INSTRUCTION: Track down each line that has the word "être" and copy it.

Collection entries:
::::::::::

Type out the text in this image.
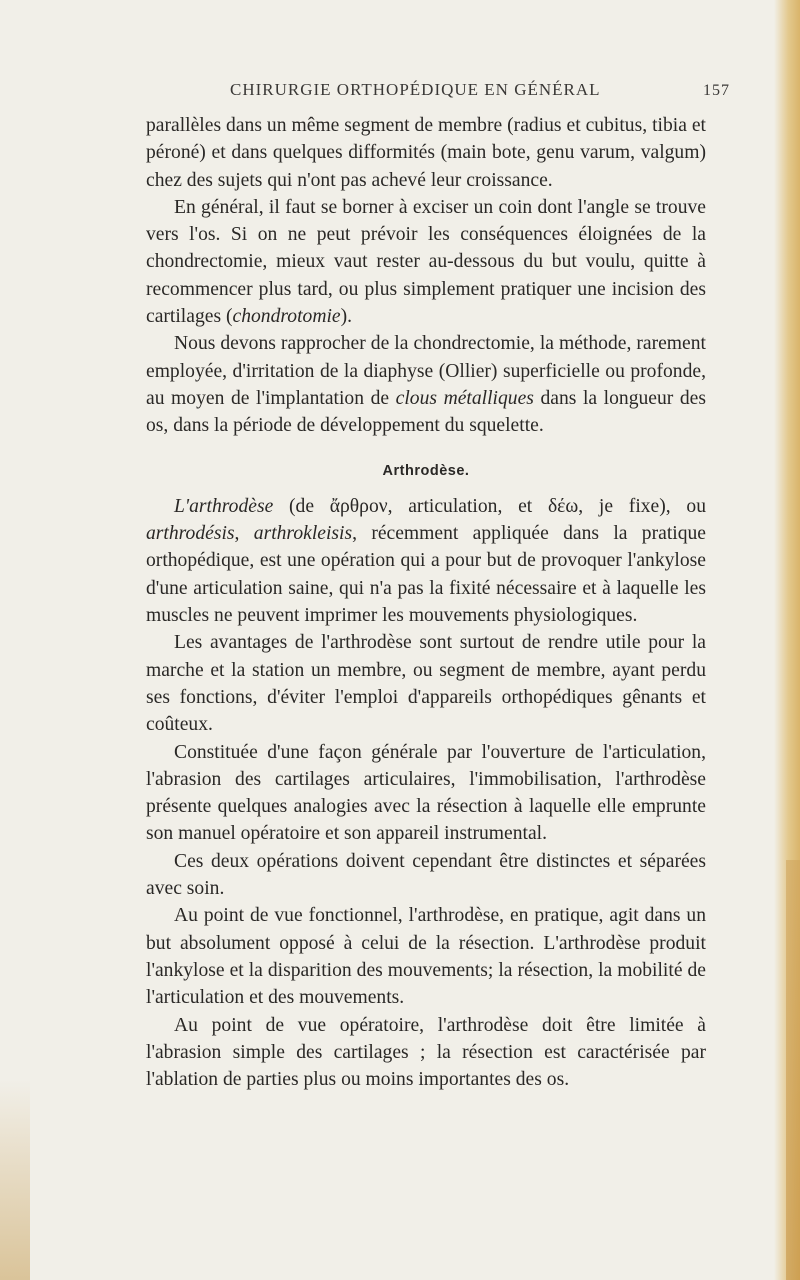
CHIRURGIE ORTHOPÉDIQUE EN GÉNÉRAL	157

parallèles dans un même segment de membre (radius et cubitus, tibia et péroné) et dans quelques difformités (main bote, genu varum, valgum) chez des sujets qui n'ont pas achevé leur croissance.

En général, il faut se borner à exciser un coin dont l'angle se trouve vers l'os. Si on ne peut prévoir les conséquences éloignées de la chondrectomie, mieux vaut rester au-dessous du but voulu, quitte à recommencer plus tard, ou plus simplement pratiquer une incision des cartilages (chondrotomie).

Nous devons rapprocher de la chondrectomie, la méthode, rarement employée, d'irritation de la diaphyse (Ollier) superficielle ou profonde, au moyen de l'implantation de clous métalliques dans la longueur des os, dans la période de développement du squelette.

Arthrodèse.

L'arthrodèse (de ἄρθρον, articulation, et δέω, je fixe), ou arthrodésis, arthrokleisis, récemment appliquée dans la pratique orthopédique, est une opération qui a pour but de provoquer l'ankylose d'une articulation saine, qui n'a pas la fixité nécessaire et à laquelle les muscles ne peuvent imprimer les mouvements physiologiques.

Les avantages de l'arthrodèse sont surtout de rendre utile pour la marche et la station un membre, ou segment de membre, ayant perdu ses fonctions, d'éviter l'emploi d'appareils orthopédiques gênants et coûteux.

Constituée d'une façon générale par l'ouverture de l'articulation, l'abrasion des cartilages articulaires, l'immobilisation, l'arthrodèse présente quelques analogies avec la résection à laquelle elle emprunte son manuel opératoire et son appareil instrumental.

Ces deux opérations doivent cependant être distinctes et séparées avec soin.

Au point de vue fonctionnel, l'arthrodèse, en pratique, agit dans un but absolument opposé à celui de la résection. L'arthrodèse produit l'ankylose et la disparition des mouvements; la résection, la mobilité de l'articulation et des mouvements.

Au point de vue opératoire, l'arthrodèse doit être limitée à l'abrasion simple des cartilages ; la résection est caractérisée par l'ablation de parties plus ou moins importantes des os.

::::::::::

ANSWER TO THIS EXERCISE:
Ces deux opérations doivent cependant être distinctes et séparées avec soin.
Au point de vue opératoire, l'arthrodèse doit être limitée à l'abrasion simple des cartilages ; la résection est caractérisée par l'ablation de parties plus ou moins importantes des os.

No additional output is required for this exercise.